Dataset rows
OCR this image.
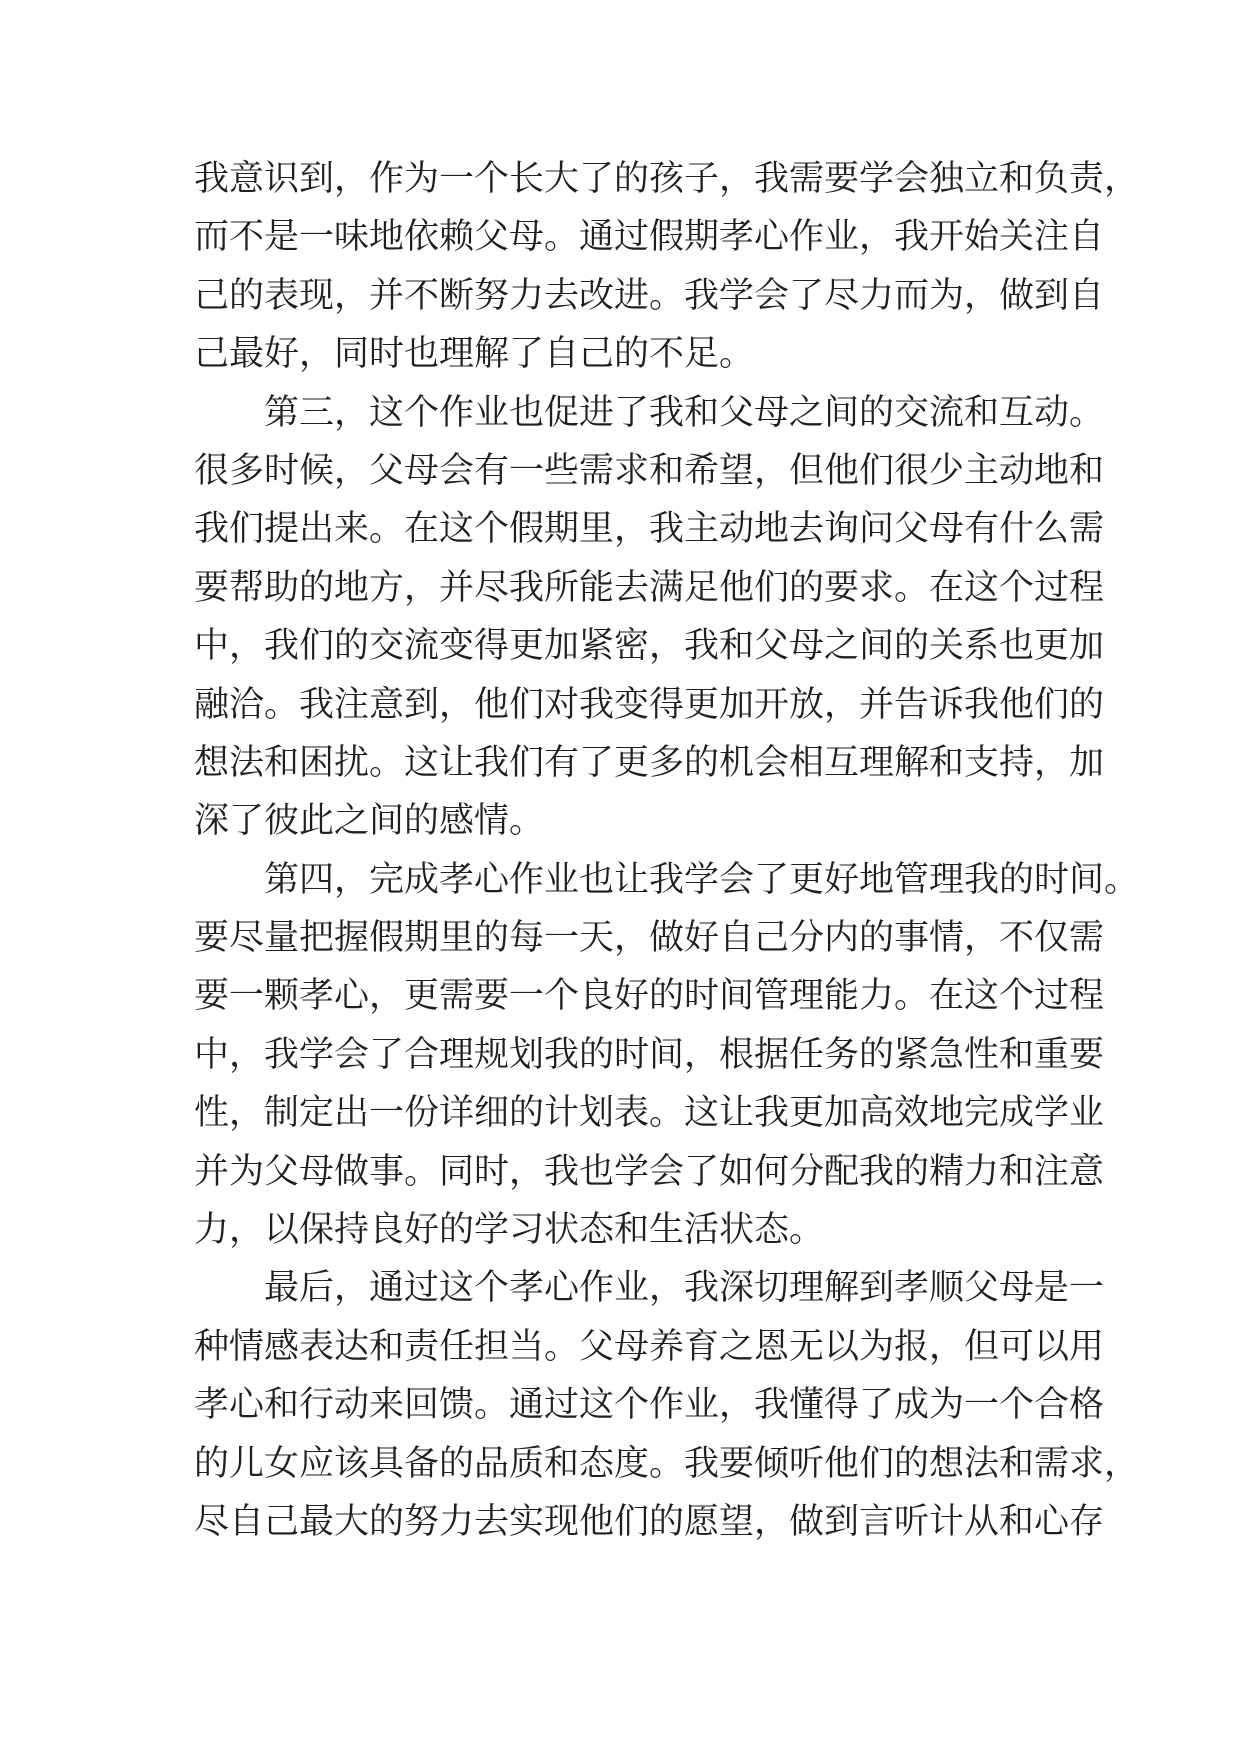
我意识到，作为一个长大了的孩子，我需要学会独立和负责，
而不是一味地依赖父母。通过假期孝心作业，我开始关注自
己的表现，并不断努力去改进。我学会了尽力而为，做到自
己最好，同时也理解了自己的不足。
第三，这个作业也促进了我和父母之间的交流和互动。
很多时候，父母会有一些需求和希望，但他们很少主动地和
我们提出来。在这个假期里，我主动地去询问父母有什么需
要帮助的地方，并尽我所能去满足他们的要求。在这个过程
中，我们的交流变得更加紧密，我和父母之间的关系也更加
融洽。我注意到，他们对我变得更加开放，并告诉我他们的
想法和困扰。这让我们有了更多的机会相互理解和支持，加
深了彼此之间的感情。
第四，完成孝心作业也让我学会了更好地管理我的时间。
要尽量把握假期里的每一天，做好自己分内的事情，不仅需
要一颗孝心，更需要一个良好的时间管理能力。在这个过程
中，我学会了合理规划我的时间，根据任务的紧急性和重要
性，制定出一份详细的计划表。这让我更加高效地完成学业
并为父母做事。同时，我也学会了如何分配我的精力和注意
力，以保持良好的学习状态和生活状态。
最后，通过这个孝心作业，我深切理解到孝顺父母是一
种情感表达和责任担当。父母养育之恩无以为报，但可以用
孝心和行动来回馈。通过这个作业，我懂得了成为一个合格
的儿女应该具备的品质和态度。我要倾听他们的想法和需求，
尽自己最大的努力去实现他们的愿望，做到言听计从和心存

TASK DIRECTIONS: Every line of the data should be copied as it stands, without the images.

ANSWER TO THE PROBLEM:
OCR this image.
我意识到，作为一个长大了的孩子，我需要学会独立和负责，
而不是一味地依赖父母。通过假期孝心作业，我开始关注自
己的表现，并不断努力去改进。我学会了尽力而为，做到自
己最好，同时也理解了自己的不足。
第三，这个作业也促进了我和父母之间的交流和互动。
很多时候，父母会有一些需求和希望，但他们很少主动地和
我们提出来。在这个假期里，我主动地去询问父母有什么需
要帮助的地方，并尽我所能去满足他们的要求。在这个过程
中，我们的交流变得更加紧密，我和父母之间的关系也更加
融洽。我注意到，他们对我变得更加开放，并告诉我他们的
想法和困扰。这让我们有了更多的机会相互理解和支持，加
深了彼此之间的感情。
第四，完成孝心作业也让我学会了更好地管理我的时间。
要尽量把握假期里的每一天，做好自己分内的事情，不仅需
要一颗孝心，更需要一个良好的时间管理能力。在这个过程
中，我学会了合理规划我的时间，根据任务的紧急性和重要
性，制定出一份详细的计划表。这让我更加高效地完成学业
并为父母做事。同时，我也学会了如何分配我的精力和注意
力，以保持良好的学习状态和生活状态。
最后，通过这个孝心作业，我深切理解到孝顺父母是一
种情感表达和责任担当。父母养育之恩无以为报，但可以用
孝心和行动来回馈。通过这个作业，我懂得了成为一个合格
的儿女应该具备的品质和态度。我要倾听他们的想法和需求，
尽自己最大的努力去实现他们的愿望，做到言听计从和心存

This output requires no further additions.